▸ GIVEN REQUEST: Go through each line of the records below and count those with the word "használhatják". Give only the count.

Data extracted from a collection

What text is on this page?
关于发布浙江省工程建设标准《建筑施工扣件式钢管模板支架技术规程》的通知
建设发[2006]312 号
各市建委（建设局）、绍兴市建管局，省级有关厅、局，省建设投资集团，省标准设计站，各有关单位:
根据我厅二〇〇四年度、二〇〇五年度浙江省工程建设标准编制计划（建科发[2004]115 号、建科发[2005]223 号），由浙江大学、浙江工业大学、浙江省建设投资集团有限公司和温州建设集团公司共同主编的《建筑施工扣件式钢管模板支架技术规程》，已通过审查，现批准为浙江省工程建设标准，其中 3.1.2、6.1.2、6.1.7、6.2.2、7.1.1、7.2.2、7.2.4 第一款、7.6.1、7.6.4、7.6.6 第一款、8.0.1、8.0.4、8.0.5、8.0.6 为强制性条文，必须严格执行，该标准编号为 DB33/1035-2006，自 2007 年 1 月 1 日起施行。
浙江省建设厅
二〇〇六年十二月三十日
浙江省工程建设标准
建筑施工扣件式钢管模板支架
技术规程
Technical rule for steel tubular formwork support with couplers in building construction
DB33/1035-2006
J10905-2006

==

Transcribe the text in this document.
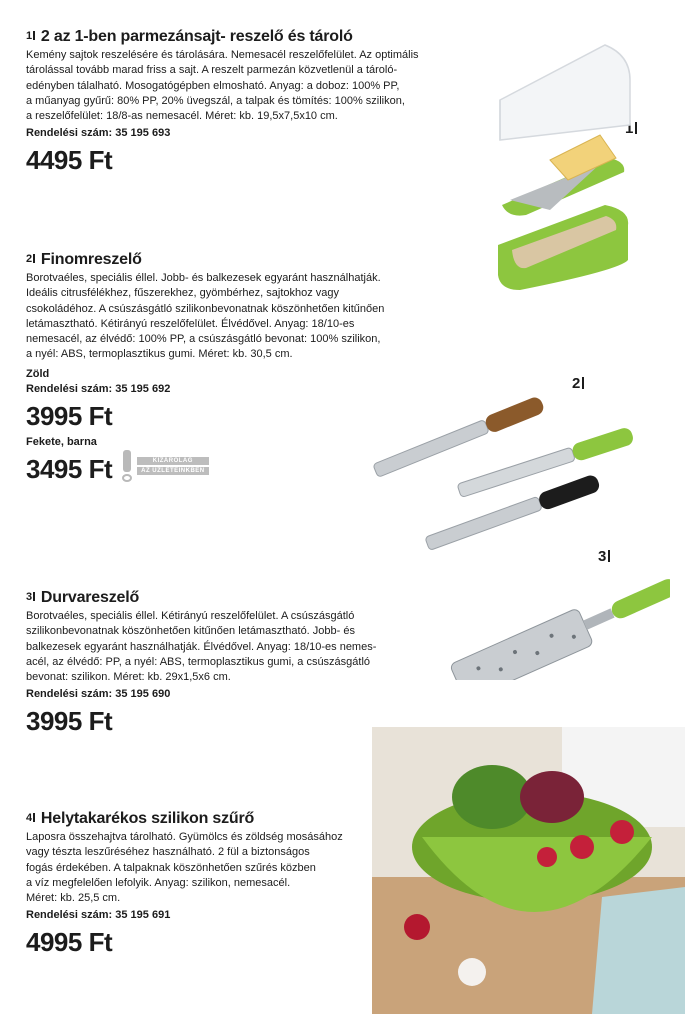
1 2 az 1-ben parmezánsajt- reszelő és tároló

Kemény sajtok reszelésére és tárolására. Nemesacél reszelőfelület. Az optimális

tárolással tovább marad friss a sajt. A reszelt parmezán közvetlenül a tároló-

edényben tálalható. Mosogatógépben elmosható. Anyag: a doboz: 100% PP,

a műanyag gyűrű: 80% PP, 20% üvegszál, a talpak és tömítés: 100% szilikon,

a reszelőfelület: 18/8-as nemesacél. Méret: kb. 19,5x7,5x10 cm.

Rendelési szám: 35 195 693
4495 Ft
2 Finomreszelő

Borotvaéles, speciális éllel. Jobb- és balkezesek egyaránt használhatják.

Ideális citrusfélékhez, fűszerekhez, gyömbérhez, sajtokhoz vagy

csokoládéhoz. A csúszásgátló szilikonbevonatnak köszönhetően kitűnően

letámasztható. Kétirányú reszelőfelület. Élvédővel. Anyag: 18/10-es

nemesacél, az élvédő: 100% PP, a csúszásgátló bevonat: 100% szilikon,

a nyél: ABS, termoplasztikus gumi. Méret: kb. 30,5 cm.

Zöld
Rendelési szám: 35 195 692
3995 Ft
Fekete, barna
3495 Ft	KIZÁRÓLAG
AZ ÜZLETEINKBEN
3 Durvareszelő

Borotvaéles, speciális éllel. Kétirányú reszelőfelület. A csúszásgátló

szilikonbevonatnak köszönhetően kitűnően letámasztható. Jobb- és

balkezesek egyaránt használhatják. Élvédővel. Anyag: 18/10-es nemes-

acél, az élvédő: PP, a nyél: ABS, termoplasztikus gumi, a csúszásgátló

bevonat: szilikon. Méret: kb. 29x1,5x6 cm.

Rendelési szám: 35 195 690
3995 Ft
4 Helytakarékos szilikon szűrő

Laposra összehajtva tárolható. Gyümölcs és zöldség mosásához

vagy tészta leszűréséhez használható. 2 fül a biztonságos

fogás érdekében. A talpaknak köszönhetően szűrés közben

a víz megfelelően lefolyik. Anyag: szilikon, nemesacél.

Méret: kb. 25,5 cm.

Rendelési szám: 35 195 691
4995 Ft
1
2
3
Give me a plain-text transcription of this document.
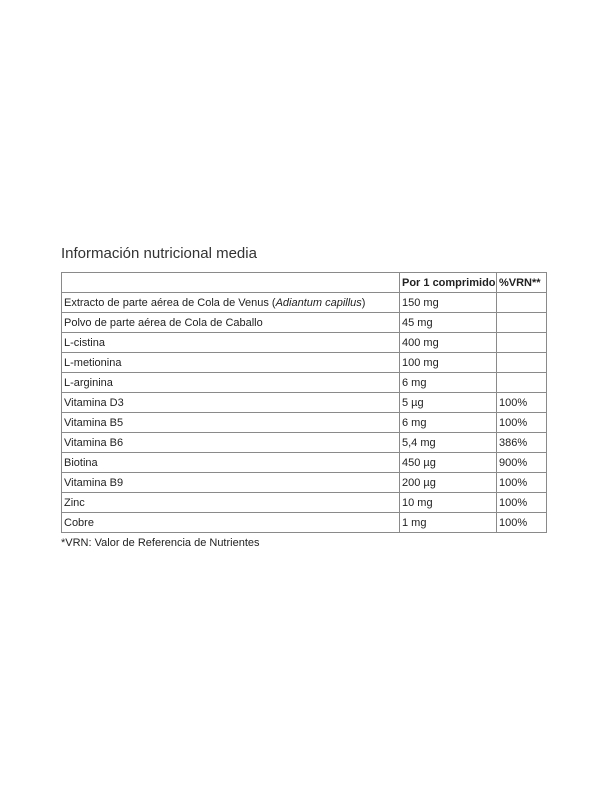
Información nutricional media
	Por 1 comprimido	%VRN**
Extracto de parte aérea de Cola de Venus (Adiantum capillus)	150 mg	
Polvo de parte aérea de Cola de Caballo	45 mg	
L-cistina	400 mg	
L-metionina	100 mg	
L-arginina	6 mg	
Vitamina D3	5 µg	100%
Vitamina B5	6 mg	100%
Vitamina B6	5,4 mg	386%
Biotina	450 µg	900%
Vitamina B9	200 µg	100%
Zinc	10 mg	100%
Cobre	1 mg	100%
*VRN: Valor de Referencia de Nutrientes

...

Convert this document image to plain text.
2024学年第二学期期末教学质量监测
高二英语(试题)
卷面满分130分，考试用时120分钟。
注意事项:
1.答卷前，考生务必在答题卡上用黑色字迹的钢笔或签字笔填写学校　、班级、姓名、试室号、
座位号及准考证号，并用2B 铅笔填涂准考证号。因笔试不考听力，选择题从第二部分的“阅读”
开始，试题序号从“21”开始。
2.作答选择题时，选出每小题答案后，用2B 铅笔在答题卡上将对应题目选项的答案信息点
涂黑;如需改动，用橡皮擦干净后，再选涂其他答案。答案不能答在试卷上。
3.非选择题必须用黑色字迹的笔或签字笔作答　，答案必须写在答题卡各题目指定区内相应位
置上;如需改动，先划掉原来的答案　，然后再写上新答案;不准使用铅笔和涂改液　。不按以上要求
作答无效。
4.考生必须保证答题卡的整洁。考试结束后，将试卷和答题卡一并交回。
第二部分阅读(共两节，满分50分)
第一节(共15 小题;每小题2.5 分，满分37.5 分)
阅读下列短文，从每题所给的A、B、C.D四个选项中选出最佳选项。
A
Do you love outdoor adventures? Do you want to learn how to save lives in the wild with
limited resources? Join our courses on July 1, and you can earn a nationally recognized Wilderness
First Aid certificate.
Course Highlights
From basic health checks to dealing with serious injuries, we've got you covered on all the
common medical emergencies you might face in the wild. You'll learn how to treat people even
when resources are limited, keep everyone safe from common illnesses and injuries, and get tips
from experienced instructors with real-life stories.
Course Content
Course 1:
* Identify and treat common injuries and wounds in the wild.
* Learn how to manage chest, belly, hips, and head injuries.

▸ PROBLEM SOLUTION: 2